### [The input]
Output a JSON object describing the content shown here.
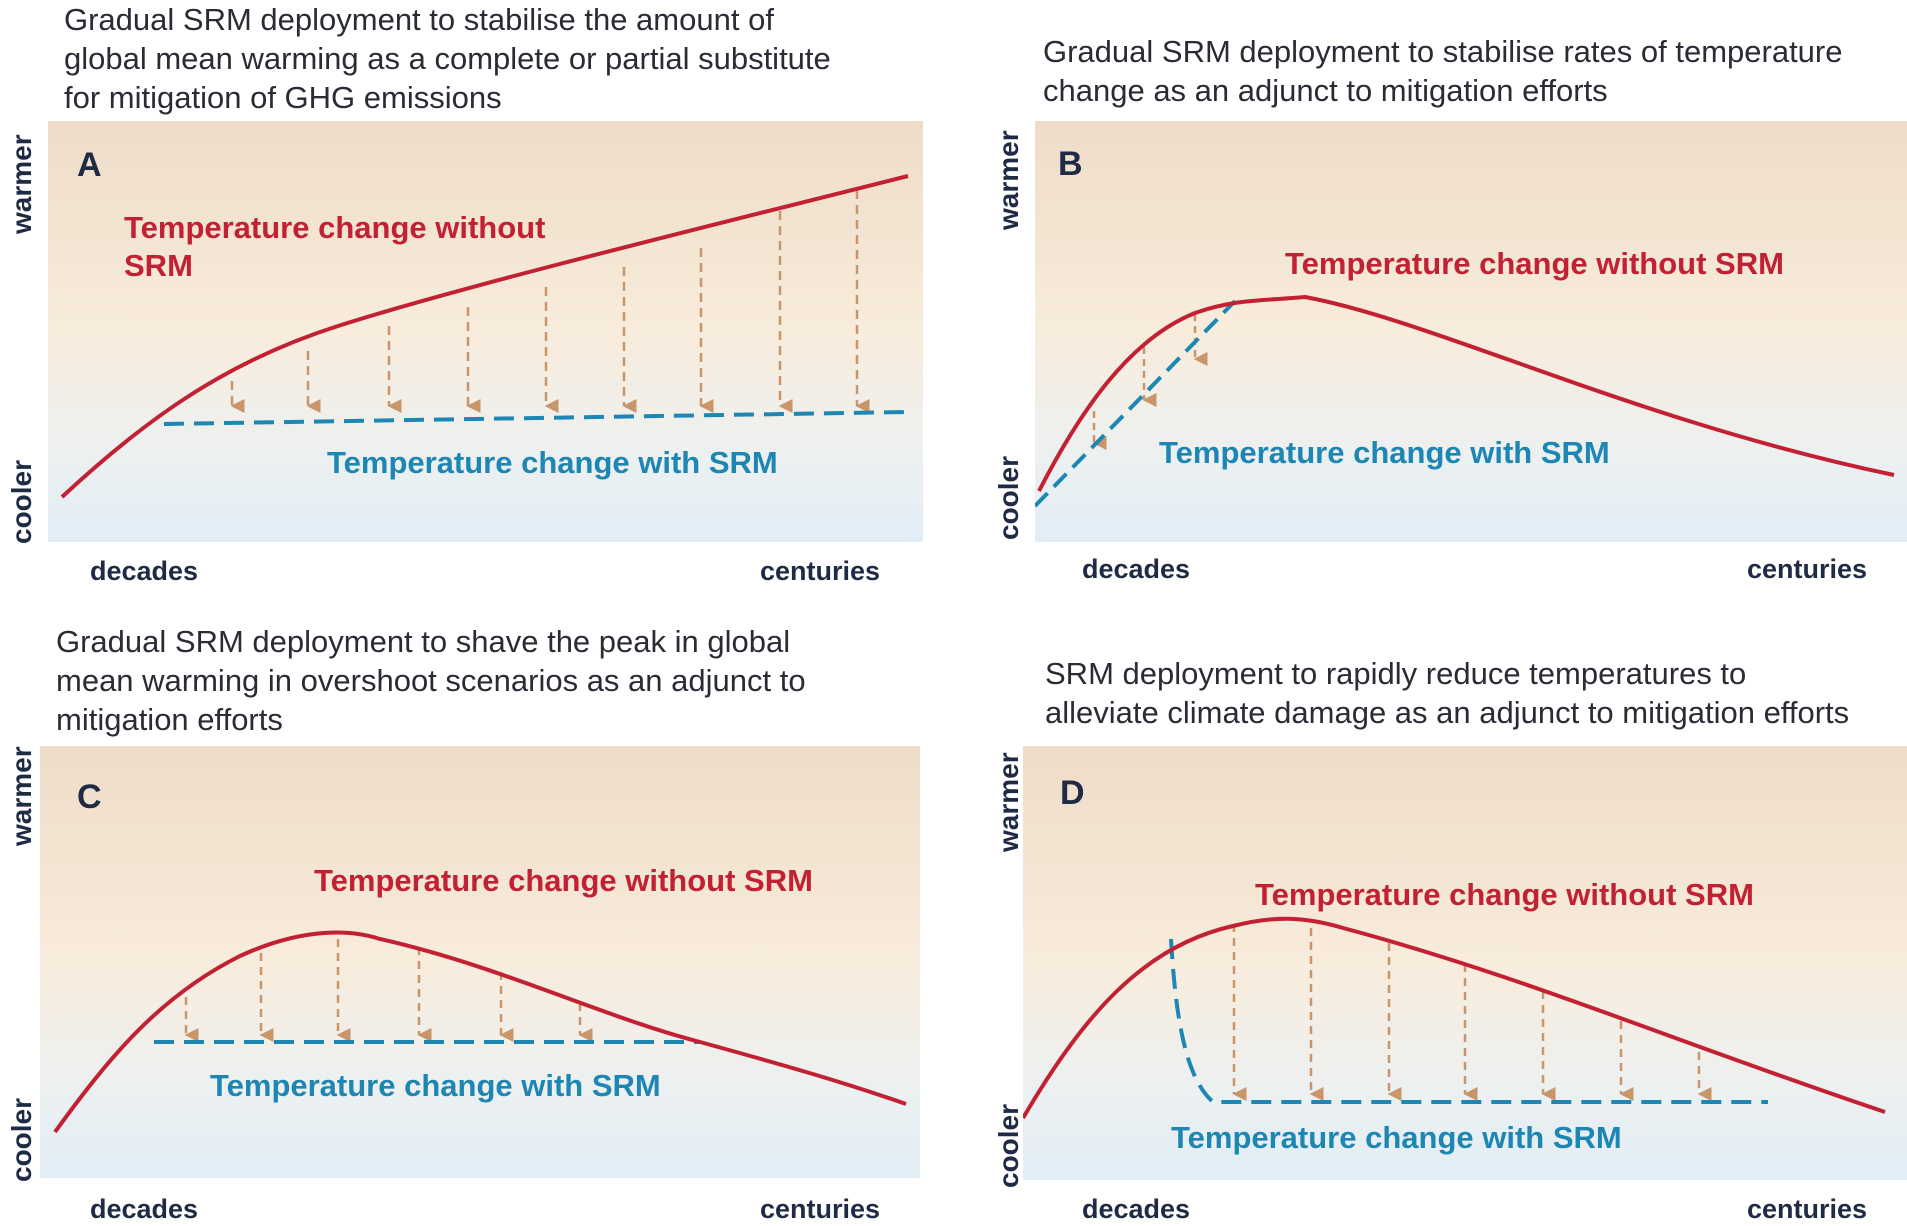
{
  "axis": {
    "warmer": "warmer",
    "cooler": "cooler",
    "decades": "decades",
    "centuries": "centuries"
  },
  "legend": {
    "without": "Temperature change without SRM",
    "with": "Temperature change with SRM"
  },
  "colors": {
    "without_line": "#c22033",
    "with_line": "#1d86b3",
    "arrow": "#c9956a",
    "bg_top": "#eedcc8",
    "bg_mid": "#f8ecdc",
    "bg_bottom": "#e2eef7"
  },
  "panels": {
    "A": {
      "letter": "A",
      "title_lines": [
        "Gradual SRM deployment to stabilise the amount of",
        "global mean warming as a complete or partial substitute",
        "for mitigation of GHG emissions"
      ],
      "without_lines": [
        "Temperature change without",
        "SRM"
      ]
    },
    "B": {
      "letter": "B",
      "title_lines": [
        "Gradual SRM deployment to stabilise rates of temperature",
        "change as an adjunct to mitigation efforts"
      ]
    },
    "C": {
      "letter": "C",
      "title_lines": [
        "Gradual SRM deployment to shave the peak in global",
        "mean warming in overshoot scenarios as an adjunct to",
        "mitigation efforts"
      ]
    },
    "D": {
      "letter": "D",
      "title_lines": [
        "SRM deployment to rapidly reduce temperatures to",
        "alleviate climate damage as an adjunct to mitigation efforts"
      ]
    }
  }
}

...

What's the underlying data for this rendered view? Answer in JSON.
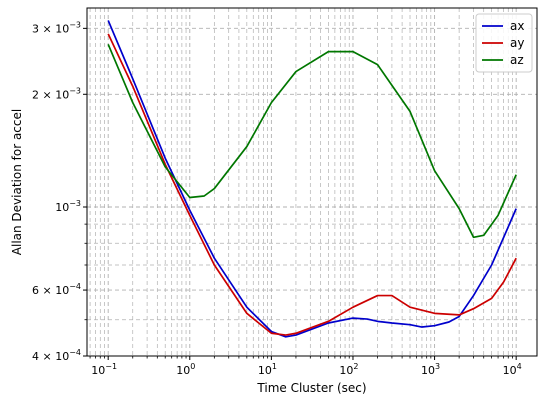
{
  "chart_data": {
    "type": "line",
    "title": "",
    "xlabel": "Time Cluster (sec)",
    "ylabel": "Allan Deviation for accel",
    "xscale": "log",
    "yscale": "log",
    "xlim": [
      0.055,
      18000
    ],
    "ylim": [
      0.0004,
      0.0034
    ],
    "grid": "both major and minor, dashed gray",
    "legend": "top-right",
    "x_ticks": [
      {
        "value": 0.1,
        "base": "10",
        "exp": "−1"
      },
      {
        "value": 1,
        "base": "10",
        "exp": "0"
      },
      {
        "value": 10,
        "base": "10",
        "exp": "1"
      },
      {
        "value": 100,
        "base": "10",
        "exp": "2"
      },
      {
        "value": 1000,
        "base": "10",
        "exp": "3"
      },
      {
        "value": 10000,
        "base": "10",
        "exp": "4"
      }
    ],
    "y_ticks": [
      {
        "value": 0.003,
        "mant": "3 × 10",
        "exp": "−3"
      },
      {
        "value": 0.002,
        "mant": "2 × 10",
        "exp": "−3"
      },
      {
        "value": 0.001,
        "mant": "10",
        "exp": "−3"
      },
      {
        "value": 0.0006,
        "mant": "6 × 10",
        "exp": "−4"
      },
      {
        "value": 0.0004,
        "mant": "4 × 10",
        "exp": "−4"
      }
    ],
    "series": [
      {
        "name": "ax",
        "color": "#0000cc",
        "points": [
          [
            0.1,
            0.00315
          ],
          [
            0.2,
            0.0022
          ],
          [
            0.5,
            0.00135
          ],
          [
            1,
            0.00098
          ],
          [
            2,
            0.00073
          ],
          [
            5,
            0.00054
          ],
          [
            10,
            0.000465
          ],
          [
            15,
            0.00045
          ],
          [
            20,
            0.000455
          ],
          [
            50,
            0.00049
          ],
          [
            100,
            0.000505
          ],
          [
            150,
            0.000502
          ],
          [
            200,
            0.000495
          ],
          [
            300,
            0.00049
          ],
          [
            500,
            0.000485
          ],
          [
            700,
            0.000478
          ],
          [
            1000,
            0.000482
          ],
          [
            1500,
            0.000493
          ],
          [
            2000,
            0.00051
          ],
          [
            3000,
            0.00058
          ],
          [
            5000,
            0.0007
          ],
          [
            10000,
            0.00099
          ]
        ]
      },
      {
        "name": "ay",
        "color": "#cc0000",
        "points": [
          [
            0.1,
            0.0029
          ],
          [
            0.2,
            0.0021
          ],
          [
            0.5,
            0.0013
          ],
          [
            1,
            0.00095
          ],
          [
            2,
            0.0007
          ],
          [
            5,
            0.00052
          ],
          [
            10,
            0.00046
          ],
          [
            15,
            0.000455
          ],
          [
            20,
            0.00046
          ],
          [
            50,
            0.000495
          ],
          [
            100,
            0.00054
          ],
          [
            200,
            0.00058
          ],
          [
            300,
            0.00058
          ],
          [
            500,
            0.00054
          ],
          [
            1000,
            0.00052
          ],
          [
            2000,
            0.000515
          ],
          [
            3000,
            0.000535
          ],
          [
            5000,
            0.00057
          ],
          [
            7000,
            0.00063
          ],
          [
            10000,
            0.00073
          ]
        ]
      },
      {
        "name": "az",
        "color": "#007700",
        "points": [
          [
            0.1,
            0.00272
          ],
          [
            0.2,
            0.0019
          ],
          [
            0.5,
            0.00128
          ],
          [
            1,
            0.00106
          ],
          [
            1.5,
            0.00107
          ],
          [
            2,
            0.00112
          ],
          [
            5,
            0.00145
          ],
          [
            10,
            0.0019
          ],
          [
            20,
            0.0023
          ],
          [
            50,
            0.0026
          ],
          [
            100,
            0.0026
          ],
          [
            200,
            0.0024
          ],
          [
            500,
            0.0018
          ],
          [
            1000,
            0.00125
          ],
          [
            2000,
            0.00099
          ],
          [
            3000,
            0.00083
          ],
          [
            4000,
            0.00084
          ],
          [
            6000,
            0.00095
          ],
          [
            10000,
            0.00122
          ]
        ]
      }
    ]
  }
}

...

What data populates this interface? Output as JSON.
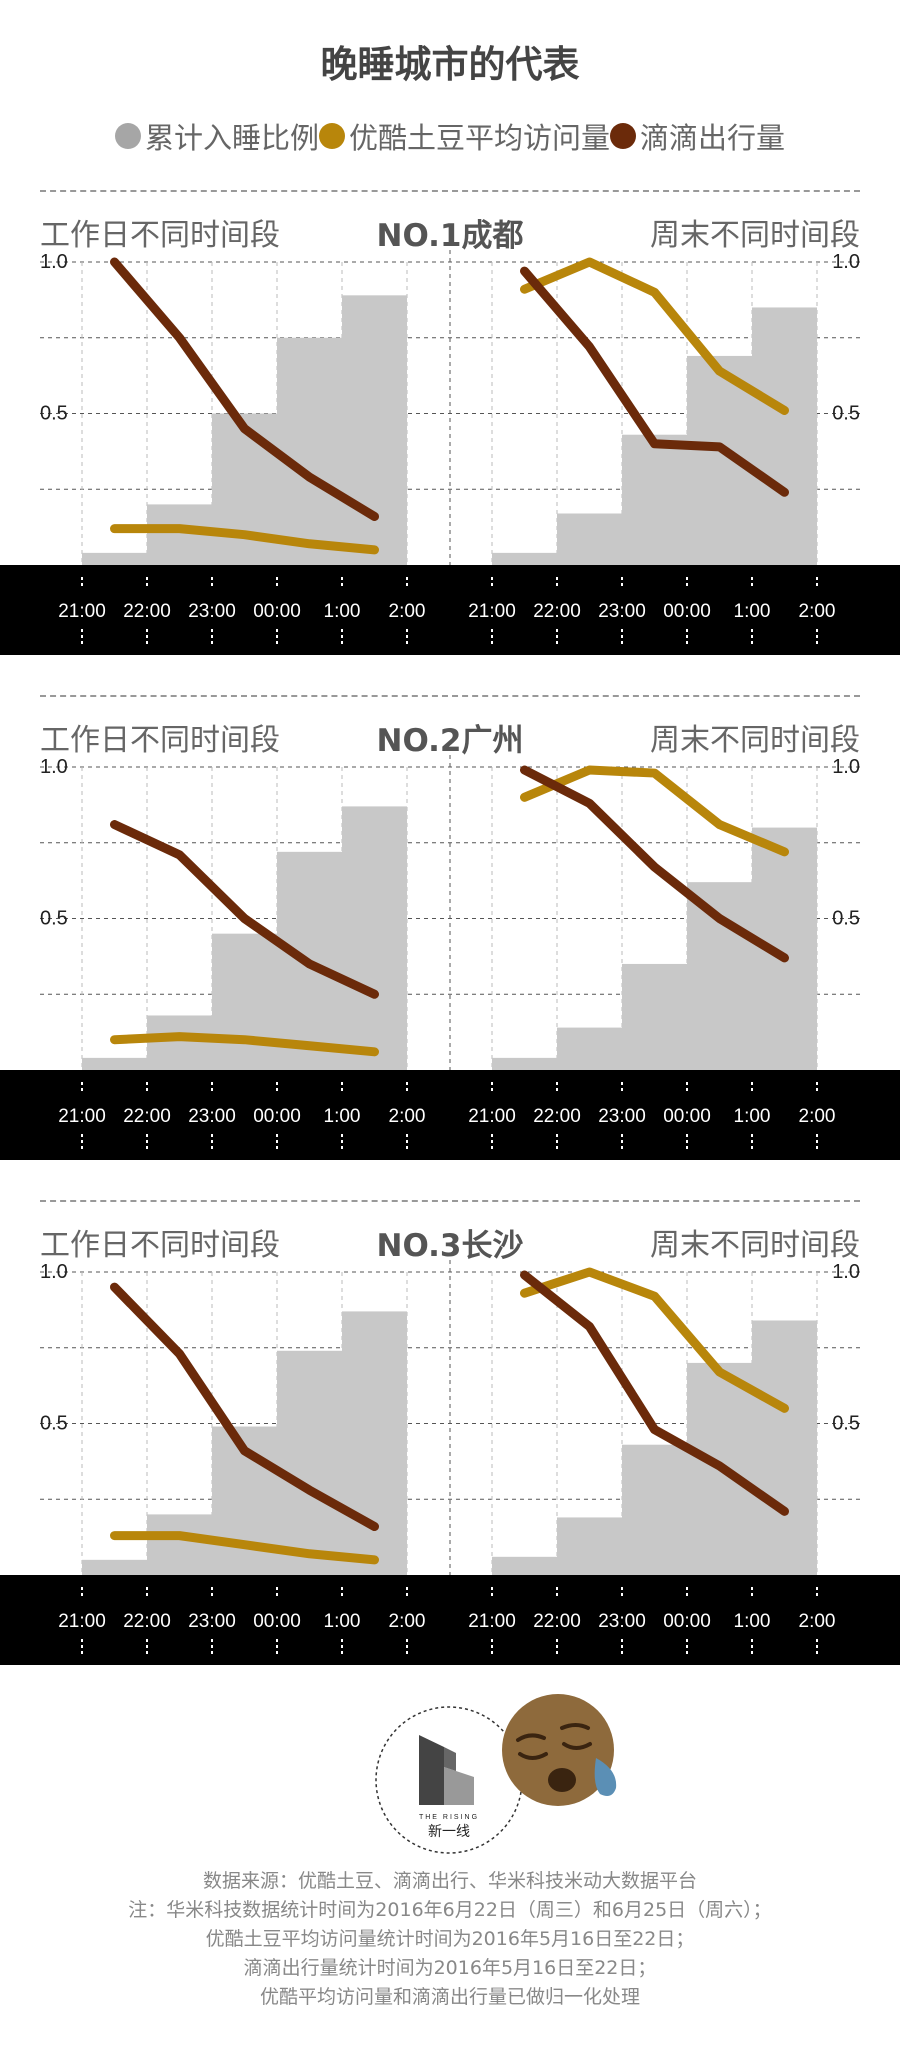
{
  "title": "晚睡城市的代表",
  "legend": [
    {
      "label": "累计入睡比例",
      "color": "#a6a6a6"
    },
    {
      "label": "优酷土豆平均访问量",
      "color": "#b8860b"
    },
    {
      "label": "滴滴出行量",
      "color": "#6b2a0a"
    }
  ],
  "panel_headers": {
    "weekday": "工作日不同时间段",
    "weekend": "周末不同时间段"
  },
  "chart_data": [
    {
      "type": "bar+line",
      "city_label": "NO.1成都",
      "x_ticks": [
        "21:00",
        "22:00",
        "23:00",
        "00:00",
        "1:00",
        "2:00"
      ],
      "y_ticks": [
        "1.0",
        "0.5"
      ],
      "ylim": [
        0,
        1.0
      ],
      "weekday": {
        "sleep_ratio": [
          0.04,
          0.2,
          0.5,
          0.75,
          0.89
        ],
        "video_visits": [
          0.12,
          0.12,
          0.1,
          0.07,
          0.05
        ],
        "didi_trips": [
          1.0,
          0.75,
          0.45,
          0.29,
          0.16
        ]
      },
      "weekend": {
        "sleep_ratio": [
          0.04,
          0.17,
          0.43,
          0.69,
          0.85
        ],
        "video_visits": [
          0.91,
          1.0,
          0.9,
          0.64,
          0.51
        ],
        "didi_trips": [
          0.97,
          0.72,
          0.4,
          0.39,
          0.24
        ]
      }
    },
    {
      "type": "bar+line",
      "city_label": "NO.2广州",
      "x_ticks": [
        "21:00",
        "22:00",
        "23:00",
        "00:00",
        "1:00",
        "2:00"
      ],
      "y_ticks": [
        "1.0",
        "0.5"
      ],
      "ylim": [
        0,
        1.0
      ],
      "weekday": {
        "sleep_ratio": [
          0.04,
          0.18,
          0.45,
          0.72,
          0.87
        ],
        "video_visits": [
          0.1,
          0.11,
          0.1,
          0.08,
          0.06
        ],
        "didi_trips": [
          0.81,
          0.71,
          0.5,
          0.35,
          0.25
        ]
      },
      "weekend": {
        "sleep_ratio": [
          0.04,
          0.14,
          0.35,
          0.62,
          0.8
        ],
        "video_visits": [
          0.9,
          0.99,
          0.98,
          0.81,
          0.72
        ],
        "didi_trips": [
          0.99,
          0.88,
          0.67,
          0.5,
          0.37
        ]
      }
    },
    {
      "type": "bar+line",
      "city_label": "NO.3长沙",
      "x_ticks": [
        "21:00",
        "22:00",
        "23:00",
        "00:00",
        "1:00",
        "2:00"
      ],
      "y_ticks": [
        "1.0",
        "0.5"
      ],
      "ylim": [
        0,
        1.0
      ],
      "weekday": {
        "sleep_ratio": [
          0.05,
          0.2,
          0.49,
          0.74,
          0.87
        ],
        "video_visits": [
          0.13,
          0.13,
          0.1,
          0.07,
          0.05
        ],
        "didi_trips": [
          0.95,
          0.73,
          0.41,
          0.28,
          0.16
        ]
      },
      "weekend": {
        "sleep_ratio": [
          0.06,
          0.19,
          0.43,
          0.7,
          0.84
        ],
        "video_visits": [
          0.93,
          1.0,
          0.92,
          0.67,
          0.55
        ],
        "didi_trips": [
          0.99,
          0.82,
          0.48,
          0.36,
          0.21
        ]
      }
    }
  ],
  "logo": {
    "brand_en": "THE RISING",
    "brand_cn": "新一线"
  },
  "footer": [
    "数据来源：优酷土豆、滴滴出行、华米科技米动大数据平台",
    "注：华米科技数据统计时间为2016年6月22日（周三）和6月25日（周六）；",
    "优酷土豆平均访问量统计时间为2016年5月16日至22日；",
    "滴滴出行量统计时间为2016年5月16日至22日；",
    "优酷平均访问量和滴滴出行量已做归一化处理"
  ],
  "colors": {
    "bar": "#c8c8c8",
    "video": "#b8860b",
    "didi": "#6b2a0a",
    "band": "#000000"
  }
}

### [What this task involves]
How many of these lines contain "change"? Write only the number.

### [Result for this task]
4